## Stated task
Answer with nothing but the number of lines that include the word "sich".

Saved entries
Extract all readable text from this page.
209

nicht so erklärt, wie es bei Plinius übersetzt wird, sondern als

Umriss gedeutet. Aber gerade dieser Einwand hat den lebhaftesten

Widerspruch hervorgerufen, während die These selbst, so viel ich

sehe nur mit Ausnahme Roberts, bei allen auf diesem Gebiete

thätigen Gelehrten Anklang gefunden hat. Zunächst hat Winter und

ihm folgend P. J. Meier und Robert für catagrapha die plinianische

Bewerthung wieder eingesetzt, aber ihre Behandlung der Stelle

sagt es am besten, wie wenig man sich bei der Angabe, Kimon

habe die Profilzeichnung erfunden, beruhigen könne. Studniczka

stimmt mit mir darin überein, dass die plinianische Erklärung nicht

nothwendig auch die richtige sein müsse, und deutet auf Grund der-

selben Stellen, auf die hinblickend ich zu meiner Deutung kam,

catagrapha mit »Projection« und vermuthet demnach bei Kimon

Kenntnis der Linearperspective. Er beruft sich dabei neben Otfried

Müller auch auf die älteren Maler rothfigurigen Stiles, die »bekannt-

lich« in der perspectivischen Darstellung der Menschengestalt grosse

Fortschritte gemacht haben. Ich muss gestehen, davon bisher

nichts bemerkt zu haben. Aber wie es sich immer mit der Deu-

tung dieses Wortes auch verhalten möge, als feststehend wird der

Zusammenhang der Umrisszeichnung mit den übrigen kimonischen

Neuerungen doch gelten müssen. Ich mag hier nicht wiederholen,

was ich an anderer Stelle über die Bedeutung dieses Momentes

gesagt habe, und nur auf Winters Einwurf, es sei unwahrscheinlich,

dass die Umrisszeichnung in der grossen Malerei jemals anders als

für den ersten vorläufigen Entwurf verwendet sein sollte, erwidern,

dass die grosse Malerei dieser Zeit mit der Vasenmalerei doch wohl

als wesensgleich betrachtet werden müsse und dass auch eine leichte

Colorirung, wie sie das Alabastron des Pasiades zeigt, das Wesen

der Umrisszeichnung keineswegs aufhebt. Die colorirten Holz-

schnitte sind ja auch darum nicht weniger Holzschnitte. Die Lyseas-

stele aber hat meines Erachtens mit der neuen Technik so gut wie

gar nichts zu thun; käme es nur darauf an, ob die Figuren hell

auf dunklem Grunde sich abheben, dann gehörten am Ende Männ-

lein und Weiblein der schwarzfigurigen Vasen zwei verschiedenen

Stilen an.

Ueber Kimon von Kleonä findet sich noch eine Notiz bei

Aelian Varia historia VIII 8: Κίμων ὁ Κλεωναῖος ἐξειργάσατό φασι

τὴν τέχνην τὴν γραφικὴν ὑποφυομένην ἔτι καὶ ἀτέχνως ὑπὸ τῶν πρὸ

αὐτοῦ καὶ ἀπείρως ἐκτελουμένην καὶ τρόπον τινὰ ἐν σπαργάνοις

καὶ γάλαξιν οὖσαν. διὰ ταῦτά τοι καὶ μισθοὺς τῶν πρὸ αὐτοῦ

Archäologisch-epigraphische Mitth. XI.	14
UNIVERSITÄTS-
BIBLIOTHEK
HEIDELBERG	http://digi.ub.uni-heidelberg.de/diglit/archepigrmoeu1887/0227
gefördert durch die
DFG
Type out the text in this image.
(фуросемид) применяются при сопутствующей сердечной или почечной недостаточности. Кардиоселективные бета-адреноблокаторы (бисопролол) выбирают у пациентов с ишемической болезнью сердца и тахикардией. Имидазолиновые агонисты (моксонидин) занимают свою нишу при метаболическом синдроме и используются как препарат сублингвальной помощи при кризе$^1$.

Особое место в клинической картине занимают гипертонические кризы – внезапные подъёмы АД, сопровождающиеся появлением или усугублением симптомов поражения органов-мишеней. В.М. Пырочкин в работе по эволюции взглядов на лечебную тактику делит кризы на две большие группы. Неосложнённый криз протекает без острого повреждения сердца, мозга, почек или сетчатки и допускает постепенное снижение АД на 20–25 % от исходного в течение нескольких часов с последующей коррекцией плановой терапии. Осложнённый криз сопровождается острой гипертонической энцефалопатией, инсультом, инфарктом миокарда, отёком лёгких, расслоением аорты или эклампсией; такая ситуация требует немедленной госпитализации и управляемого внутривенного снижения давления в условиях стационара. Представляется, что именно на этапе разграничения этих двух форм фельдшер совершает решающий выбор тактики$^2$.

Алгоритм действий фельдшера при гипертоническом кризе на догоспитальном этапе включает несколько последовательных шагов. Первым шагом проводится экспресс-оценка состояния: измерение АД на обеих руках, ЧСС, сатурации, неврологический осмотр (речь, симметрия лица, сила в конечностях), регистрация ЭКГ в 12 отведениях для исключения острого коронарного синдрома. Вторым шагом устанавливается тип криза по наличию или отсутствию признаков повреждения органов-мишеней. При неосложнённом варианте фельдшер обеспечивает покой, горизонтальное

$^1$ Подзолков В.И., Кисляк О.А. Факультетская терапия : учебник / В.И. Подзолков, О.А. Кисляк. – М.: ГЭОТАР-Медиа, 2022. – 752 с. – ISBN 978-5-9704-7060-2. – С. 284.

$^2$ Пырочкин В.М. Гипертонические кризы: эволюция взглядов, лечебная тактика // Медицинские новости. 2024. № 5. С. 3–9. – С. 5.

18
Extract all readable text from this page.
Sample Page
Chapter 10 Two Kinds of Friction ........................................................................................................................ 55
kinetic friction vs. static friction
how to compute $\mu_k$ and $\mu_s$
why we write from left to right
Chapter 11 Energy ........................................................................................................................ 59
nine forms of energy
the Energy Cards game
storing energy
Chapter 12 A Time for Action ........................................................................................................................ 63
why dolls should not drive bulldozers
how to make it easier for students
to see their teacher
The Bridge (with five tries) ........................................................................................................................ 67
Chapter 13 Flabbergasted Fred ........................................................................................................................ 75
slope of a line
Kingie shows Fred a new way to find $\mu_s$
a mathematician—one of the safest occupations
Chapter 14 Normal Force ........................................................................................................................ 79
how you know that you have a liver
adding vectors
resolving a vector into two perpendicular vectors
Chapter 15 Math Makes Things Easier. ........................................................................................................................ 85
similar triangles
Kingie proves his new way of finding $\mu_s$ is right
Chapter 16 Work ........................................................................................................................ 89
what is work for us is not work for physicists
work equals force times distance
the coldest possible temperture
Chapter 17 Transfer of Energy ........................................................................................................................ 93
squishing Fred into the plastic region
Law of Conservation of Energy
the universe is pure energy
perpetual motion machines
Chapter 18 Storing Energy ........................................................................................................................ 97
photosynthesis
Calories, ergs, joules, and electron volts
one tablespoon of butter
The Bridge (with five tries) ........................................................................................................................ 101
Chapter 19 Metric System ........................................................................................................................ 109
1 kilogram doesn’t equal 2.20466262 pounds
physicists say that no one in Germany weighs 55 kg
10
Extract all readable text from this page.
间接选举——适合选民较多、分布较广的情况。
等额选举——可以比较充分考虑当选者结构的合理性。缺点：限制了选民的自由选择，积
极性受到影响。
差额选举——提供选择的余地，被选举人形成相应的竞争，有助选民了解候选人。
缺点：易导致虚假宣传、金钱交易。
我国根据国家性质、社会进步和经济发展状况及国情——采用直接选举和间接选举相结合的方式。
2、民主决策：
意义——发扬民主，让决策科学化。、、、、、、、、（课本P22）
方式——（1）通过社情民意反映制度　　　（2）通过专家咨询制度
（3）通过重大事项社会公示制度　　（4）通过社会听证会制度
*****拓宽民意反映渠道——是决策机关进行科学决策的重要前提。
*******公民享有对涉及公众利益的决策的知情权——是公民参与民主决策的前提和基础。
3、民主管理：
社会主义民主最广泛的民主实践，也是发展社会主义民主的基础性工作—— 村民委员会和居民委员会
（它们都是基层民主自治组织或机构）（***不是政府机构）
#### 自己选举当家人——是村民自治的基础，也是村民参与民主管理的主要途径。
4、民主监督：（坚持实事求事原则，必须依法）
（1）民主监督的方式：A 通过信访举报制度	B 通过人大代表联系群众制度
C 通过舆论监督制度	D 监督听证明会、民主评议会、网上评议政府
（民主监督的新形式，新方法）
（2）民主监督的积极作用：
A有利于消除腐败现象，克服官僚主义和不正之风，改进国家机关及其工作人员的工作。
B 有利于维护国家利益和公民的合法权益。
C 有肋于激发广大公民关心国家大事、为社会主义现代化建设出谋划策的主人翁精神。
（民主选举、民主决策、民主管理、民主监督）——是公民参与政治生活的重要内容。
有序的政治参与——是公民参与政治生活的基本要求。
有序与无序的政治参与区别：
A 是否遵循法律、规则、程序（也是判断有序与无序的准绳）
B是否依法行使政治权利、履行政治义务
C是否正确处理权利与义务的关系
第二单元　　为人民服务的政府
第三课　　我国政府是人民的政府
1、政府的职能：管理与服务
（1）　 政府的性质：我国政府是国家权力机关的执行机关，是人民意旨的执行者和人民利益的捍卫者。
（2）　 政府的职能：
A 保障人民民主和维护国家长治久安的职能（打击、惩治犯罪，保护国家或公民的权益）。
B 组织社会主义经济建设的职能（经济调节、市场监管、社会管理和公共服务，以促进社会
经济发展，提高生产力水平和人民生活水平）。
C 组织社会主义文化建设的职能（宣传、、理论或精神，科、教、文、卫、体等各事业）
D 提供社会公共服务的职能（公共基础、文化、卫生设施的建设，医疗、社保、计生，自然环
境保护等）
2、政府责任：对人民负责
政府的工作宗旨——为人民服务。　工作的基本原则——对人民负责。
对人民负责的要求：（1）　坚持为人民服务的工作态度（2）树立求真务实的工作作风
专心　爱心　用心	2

## Complete response
5